▶ Given exercise:
Take the material below and write it all out again exactly.

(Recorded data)
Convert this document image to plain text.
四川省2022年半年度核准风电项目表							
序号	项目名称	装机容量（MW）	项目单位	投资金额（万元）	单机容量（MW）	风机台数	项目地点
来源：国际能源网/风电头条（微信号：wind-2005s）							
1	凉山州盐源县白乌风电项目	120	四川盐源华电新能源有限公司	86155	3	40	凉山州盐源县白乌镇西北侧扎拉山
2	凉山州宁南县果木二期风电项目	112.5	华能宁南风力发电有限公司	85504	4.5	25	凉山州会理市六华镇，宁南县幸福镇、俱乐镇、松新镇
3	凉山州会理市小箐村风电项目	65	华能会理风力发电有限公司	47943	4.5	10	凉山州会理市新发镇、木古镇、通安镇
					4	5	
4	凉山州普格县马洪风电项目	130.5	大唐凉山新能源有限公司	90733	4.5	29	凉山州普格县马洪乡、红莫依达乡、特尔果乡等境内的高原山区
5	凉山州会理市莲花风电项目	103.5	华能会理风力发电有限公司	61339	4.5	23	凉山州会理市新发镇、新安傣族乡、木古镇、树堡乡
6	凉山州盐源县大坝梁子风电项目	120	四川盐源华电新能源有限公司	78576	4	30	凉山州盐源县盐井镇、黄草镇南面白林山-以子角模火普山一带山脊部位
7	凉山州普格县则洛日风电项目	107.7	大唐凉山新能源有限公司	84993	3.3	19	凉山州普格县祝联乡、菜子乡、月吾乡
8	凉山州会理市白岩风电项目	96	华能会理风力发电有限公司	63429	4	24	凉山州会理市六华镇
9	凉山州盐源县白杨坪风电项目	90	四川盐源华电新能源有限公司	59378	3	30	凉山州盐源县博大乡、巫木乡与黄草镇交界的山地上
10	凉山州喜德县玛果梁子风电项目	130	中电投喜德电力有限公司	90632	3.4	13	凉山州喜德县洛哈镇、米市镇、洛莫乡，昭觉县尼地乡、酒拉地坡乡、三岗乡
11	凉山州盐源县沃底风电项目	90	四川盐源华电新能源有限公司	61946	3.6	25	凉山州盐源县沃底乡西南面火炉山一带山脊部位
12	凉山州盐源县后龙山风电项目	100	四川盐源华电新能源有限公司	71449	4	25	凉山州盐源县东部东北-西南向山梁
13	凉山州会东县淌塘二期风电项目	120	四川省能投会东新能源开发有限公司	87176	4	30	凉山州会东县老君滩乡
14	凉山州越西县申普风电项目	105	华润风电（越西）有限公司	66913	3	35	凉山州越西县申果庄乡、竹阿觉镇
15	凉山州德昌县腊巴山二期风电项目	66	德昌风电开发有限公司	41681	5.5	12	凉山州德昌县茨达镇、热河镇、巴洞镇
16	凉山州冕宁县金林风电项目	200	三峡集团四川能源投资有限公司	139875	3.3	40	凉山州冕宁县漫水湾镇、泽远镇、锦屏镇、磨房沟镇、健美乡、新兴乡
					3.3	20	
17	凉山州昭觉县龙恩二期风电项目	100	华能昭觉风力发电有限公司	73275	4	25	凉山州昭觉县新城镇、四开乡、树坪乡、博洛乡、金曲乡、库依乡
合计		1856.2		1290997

▶ Finished task:
Convert this document image to plain text.
四川省2022年半年度核准风电项目表							
序号	项目名称	装机容量（MW）	项目单位	投资金额（万元）	单机容量（MW）	风机台数	项目地点
来源：国际能源网/风电头条（微信号：wind-2005s）							
1	凉山州盐源县白乌风电项目	120	四川盐源华电新能源有限公司	86155	3	40	凉山州盐源县白乌镇西北侧扎拉山
2	凉山州宁南县果木二期风电项目	112.5	华能宁南风力发电有限公司	85504	4.5	25	凉山州会理市六华镇，宁南县幸福镇、俱乐镇、松新镇
3	凉山州会理市小箐村风电项目	65	华能会理风力发电有限公司	47943	4.5	10	凉山州会理市新发镇、木古镇、通安镇
					4	5	
4	凉山州普格县马洪风电项目	130.5	大唐凉山新能源有限公司	90733	4.5	29	凉山州普格县马洪乡、红莫依达乡、特尔果乡等境内的高原山区
5	凉山州会理市莲花风电项目	103.5	华能会理风力发电有限公司	61339	4.5	23	凉山州会理市新发镇、新安傣族乡、木古镇、树堡乡
6	凉山州盐源县大坝梁子风电项目	120	四川盐源华电新能源有限公司	78576	4	30	凉山州盐源县盐井镇、黄草镇南面白林山-以子角模火普山一带山脊部位
7	凉山州普格县则洛日风电项目	107.7	大唐凉山新能源有限公司	84993	3.3	19	凉山州普格县祝联乡、菜子乡、月吾乡
8	凉山州会理市白岩风电项目	96	华能会理风力发电有限公司	63429	4	24	凉山州会理市六华镇
9	凉山州盐源县白杨坪风电项目	90	四川盐源华电新能源有限公司	59378	3	30	凉山州盐源县博大乡、巫木乡与黄草镇交界的山地上
10	凉山州喜德县玛果梁子风电项目	130	中电投喜德电力有限公司	90632	3.4	13	凉山州喜德县洛哈镇、米市镇、洛莫乡，昭觉县尼地乡、酒拉地坡乡、三岗乡
11	凉山州盐源县沃底风电项目	90	四川盐源华电新能源有限公司	61946	3.6	25	凉山州盐源县沃底乡西南面火炉山一带山脊部位
12	凉山州盐源县后龙山风电项目	100	四川盐源华电新能源有限公司	71449	4	25	凉山州盐源县东部东北-西南向山梁
13	凉山州会东县淌塘二期风电项目	120	四川省能投会东新能源开发有限公司	87176	4	30	凉山州会东县老君滩乡
14	凉山州越西县申普风电项目	105	华润风电（越西）有限公司	66913	3	35	凉山州越西县申果庄乡、竹阿觉镇
15	凉山州德昌县腊巴山二期风电项目	66	德昌风电开发有限公司	41681	5.5	12	凉山州德昌县茨达镇、热河镇、巴洞镇
16	凉山州冕宁县金林风电项目	200	三峡集团四川能源投资有限公司	139875	3.3	40	凉山州冕宁县漫水湾镇、泽远镇、锦屏镇、磨房沟镇、健美乡、新兴乡
					3.3	20	
17	凉山州昭觉县龙恩二期风电项目	100	华能昭觉风力发电有限公司	73275	4	25	凉山州昭觉县新城镇、四开乡、树坪乡、博洛乡、金曲乡、库依乡
合计		1856.2		1290997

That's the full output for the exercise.